Goal of the exercise
Take the line that has "Transcribe this image's" in it and every line after it to the end of the entries, and reproduce them exactly.

Data to process
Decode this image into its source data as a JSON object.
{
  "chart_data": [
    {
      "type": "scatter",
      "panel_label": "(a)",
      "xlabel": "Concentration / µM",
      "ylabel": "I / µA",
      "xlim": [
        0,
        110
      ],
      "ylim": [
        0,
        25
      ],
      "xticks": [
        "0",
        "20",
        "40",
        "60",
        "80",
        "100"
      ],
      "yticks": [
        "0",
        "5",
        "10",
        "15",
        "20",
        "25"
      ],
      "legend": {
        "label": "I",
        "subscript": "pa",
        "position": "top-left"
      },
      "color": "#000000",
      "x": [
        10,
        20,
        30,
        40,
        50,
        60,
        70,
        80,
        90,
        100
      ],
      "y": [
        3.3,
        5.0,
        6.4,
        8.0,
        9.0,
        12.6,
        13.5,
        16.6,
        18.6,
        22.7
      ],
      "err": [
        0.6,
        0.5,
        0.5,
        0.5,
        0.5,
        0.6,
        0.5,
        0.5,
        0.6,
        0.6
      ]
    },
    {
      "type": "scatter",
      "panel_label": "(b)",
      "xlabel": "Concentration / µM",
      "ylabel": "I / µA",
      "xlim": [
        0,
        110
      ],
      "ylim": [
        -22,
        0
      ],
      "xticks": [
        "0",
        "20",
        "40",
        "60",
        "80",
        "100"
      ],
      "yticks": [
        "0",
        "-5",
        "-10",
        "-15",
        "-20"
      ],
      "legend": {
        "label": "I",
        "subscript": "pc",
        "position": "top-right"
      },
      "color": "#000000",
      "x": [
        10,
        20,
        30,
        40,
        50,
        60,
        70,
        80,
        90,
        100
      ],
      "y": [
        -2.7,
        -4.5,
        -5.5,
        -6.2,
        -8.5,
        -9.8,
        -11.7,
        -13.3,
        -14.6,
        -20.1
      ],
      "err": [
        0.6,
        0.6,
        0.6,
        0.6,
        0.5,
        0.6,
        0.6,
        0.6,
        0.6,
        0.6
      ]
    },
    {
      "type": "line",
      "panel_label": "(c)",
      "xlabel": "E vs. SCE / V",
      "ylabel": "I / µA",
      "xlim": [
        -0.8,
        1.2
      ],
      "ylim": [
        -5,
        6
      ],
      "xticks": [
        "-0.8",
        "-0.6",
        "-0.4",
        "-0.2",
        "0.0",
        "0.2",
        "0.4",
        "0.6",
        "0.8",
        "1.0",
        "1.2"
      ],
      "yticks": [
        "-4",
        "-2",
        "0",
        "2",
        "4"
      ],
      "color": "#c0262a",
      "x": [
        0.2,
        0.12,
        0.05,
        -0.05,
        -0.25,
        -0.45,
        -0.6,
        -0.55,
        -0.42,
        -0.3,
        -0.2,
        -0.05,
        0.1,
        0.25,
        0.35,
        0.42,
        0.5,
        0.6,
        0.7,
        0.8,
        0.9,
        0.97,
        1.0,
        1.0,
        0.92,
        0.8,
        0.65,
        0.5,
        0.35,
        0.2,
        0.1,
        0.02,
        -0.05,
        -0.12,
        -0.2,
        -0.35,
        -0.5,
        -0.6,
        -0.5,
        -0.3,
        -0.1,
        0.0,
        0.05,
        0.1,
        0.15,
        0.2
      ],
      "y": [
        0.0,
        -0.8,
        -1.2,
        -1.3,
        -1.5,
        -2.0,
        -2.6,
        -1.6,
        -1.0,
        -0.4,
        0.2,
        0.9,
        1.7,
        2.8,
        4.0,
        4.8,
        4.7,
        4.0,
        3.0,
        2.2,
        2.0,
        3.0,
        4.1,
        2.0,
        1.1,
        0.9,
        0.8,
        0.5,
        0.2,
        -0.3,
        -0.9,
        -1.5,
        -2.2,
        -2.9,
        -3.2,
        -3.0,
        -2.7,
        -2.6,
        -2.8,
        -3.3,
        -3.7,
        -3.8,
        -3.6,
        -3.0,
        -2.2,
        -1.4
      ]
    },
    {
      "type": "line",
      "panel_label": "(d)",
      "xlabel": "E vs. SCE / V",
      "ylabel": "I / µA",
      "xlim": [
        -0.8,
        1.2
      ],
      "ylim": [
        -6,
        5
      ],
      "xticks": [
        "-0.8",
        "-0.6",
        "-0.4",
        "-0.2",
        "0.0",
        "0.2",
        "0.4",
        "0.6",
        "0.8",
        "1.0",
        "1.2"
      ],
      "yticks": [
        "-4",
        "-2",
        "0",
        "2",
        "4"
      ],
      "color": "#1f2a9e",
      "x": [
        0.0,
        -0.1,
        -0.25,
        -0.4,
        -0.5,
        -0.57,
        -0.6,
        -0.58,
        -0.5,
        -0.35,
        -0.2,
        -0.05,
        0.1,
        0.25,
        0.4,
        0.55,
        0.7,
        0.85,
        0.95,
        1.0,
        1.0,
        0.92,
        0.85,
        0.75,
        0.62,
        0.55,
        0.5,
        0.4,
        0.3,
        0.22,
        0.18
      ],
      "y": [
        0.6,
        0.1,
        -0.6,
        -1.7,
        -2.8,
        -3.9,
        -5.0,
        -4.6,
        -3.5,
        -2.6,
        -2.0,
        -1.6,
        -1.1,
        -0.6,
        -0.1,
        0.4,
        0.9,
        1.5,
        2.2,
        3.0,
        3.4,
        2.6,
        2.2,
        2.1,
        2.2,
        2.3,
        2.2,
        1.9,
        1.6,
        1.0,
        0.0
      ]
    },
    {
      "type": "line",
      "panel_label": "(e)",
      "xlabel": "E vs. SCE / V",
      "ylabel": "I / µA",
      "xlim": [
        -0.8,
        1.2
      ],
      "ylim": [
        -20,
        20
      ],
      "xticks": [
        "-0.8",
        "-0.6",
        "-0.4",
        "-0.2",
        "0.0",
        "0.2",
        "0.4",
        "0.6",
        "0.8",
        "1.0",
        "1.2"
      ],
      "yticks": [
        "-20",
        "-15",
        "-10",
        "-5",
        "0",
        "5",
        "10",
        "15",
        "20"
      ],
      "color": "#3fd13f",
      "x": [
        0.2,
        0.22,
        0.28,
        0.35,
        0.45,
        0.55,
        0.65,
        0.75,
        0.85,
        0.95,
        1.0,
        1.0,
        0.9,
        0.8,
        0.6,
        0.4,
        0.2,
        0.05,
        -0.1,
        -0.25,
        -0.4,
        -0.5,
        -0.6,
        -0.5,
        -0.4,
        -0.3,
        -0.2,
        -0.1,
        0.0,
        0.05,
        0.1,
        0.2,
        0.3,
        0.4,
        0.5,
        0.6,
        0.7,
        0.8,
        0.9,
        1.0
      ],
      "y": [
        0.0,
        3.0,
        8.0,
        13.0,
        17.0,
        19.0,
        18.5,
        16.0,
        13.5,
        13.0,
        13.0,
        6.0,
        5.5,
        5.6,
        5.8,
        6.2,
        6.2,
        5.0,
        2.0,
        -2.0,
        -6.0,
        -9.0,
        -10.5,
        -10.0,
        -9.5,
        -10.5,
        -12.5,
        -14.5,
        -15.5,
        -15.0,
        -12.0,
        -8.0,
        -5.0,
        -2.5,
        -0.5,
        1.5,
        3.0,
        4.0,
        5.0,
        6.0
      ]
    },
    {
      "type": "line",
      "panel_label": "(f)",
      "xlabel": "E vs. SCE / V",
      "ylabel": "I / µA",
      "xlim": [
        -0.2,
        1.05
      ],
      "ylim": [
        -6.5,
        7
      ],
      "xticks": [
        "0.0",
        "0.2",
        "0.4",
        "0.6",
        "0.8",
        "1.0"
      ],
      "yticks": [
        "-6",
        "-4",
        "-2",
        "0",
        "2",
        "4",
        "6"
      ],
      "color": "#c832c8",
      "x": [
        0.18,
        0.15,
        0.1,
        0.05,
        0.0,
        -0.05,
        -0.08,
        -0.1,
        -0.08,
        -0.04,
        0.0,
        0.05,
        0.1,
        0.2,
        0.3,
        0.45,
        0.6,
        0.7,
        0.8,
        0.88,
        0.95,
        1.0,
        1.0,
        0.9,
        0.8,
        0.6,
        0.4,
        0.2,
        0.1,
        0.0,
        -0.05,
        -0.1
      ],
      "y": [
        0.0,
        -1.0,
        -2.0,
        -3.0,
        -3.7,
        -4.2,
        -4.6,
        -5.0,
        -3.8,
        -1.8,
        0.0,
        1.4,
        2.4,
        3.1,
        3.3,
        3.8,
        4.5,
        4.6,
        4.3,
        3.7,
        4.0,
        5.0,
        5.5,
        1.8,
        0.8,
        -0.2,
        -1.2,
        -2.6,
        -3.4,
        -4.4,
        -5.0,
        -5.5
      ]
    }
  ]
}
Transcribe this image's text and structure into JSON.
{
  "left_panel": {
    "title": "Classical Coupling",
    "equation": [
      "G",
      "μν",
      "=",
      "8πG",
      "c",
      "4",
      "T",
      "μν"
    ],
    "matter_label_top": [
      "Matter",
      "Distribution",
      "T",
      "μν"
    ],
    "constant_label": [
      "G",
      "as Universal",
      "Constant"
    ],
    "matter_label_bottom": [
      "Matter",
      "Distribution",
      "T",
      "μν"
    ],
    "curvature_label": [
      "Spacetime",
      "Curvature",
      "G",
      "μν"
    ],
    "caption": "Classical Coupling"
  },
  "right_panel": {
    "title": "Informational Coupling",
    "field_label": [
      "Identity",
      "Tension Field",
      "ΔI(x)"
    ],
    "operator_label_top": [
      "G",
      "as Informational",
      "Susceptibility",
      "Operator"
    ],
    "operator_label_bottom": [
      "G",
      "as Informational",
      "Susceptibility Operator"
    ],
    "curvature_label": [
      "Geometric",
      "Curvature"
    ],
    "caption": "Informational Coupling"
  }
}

Solution to the problem
Transcribe this image's text and structure into JSON.
{
  "left_panel": {
    "title": "Classical Coupling",
    "equation": [
      "G",
      "μν",
      "=",
      "8πG",
      "c",
      "4",
      "T",
      "μν"
    ],
    "matter_label_top": [
      "Matter",
      "Distribution",
      "T",
      "μν"
    ],
    "constant_label": [
      "G",
      "as Universal",
      "Constant"
    ],
    "matter_label_bottom": [
      "Matter",
      "Distribution",
      "T",
      "μν"
    ],
    "curvature_label": [
      "Spacetime",
      "Curvature",
      "G",
      "μν"
    ],
    "caption": "Classical Coupling"
  },
  "right_panel": {
    "title": "Informational Coupling",
    "field_label": [
      "Identity",
      "Tension Field",
      "ΔI(x)"
    ],
    "operator_label_top": [
      "G",
      "as Informational",
      "Susceptibility",
      "Operator"
    ],
    "operator_label_bottom": [
      "G",
      "as Informational",
      "Susceptibility Operator"
    ],
    "curvature_label": [
      "Geometric",
      "Curvature"
    ],
    "caption": "Informational Coupling"
  }
}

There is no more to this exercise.